> _Stated goal_: Output each entry verbatim and exclude every picture from it.

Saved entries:
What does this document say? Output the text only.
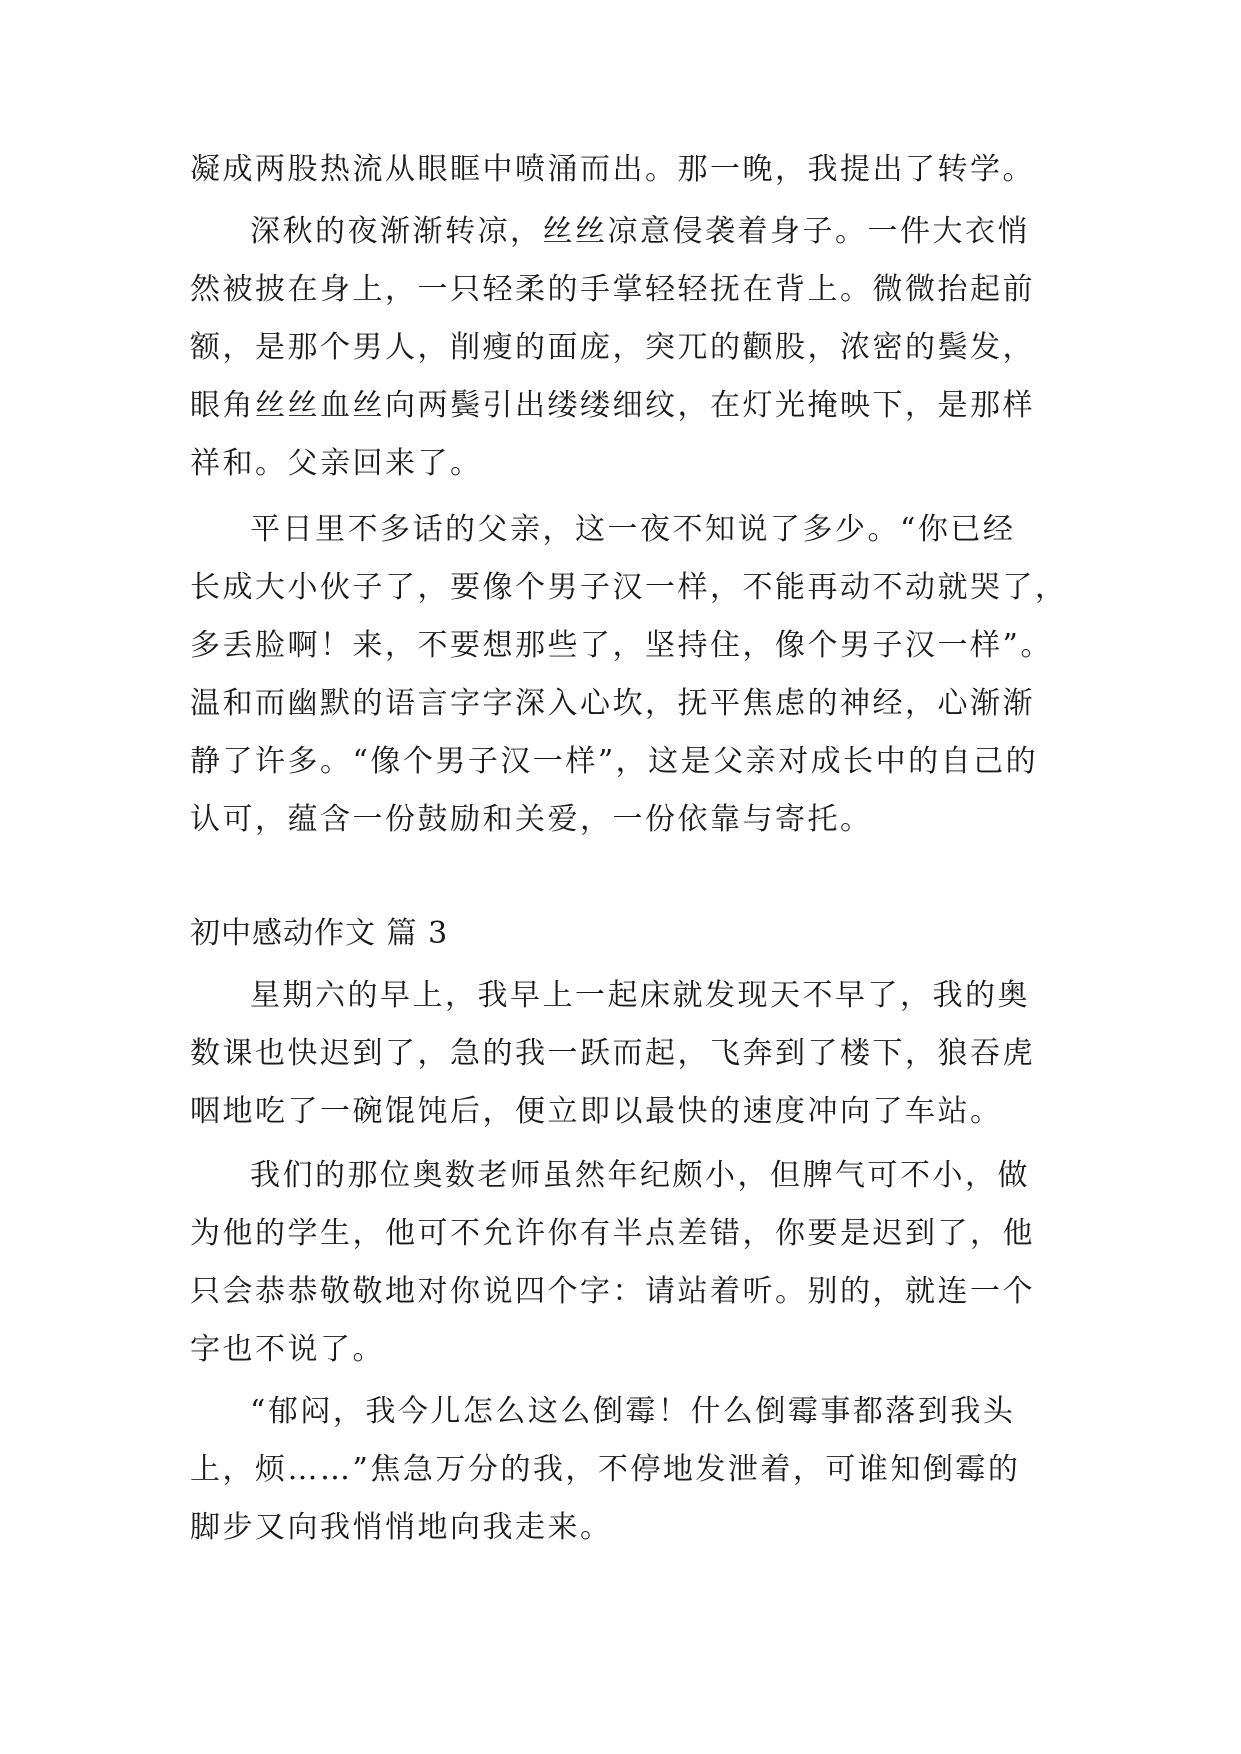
凝成两股热流从眼眶中喷涌而出。那一晚，我提出了转学。
深秋的夜渐渐转凉，丝丝凉意侵袭着身子。一件大衣悄
然被披在身上，一只轻柔的手掌轻轻抚在背上。微微抬起前
额，是那个男人，削瘦的面庞，突兀的颧股，浓密的鬓发，
眼角丝丝血丝向两鬓引出缕缕细纹，在灯光掩映下，是那样
祥和。父亲回来了。
平日里不多话的父亲，这一夜不知说了多少。“你已经
长成大小伙子了，要像个男子汉一样，不能再动不动就哭了，
多丢脸啊！来，不要想那些了，坚持住，像个男子汉一样”。
温和而幽默的语言字字深入心坎，抚平焦虑的神经，心渐渐
静了许多。“像个男子汉一样”，这是父亲对成长中的自己的
认可，蕴含一份鼓励和关爱，一份依靠与寄托。
初中感动作文 篇 3
星期六的早上，我早上一起床就发现天不早了，我的奥
数课也快迟到了，急的我一跃而起，飞奔到了楼下，狼吞虎
咽地吃了一碗馄饨后，便立即以最快的速度冲向了车站。
我们的那位奥数老师虽然年纪颇小，但脾气可不小，做
为他的学生，他可不允许你有半点差错，你要是迟到了，他
只会恭恭敬敬地对你说四个字：请站着听。别的，就连一个
字也不说了。
“郁闷，我今儿怎么这么倒霉！什么倒霉事都落到我头
上，烦……”焦急万分的我，不停地发泄着，可谁知倒霉的
脚步又向我悄悄地向我走来。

> _Completed task_:
What does this document say? Output the text only.
凝成两股热流从眼眶中喷涌而出。那一晚，我提出了转学。
深秋的夜渐渐转凉，丝丝凉意侵袭着身子。一件大衣悄
然被披在身上，一只轻柔的手掌轻轻抚在背上。微微抬起前
额，是那个男人，削瘦的面庞，突兀的颧股，浓密的鬓发，
眼角丝丝血丝向两鬓引出缕缕细纹，在灯光掩映下，是那样
祥和。父亲回来了。
平日里不多话的父亲，这一夜不知说了多少。“你已经
长成大小伙子了，要像个男子汉一样，不能再动不动就哭了，
多丢脸啊！来，不要想那些了，坚持住，像个男子汉一样”。
温和而幽默的语言字字深入心坎，抚平焦虑的神经，心渐渐
静了许多。“像个男子汉一样”，这是父亲对成长中的自己的
认可，蕴含一份鼓励和关爱，一份依靠与寄托。
初中感动作文 篇 3
星期六的早上，我早上一起床就发现天不早了，我的奥
数课也快迟到了，急的我一跃而起，飞奔到了楼下，狼吞虎
咽地吃了一碗馄饨后，便立即以最快的速度冲向了车站。
我们的那位奥数老师虽然年纪颇小，但脾气可不小，做
为他的学生，他可不允许你有半点差错，你要是迟到了，他
只会恭恭敬敬地对你说四个字：请站着听。别的，就连一个
字也不说了。
“郁闷，我今儿怎么这么倒霉！什么倒霉事都落到我头
上，烦……”焦急万分的我，不停地发泄着，可谁知倒霉的
脚步又向我悄悄地向我走来。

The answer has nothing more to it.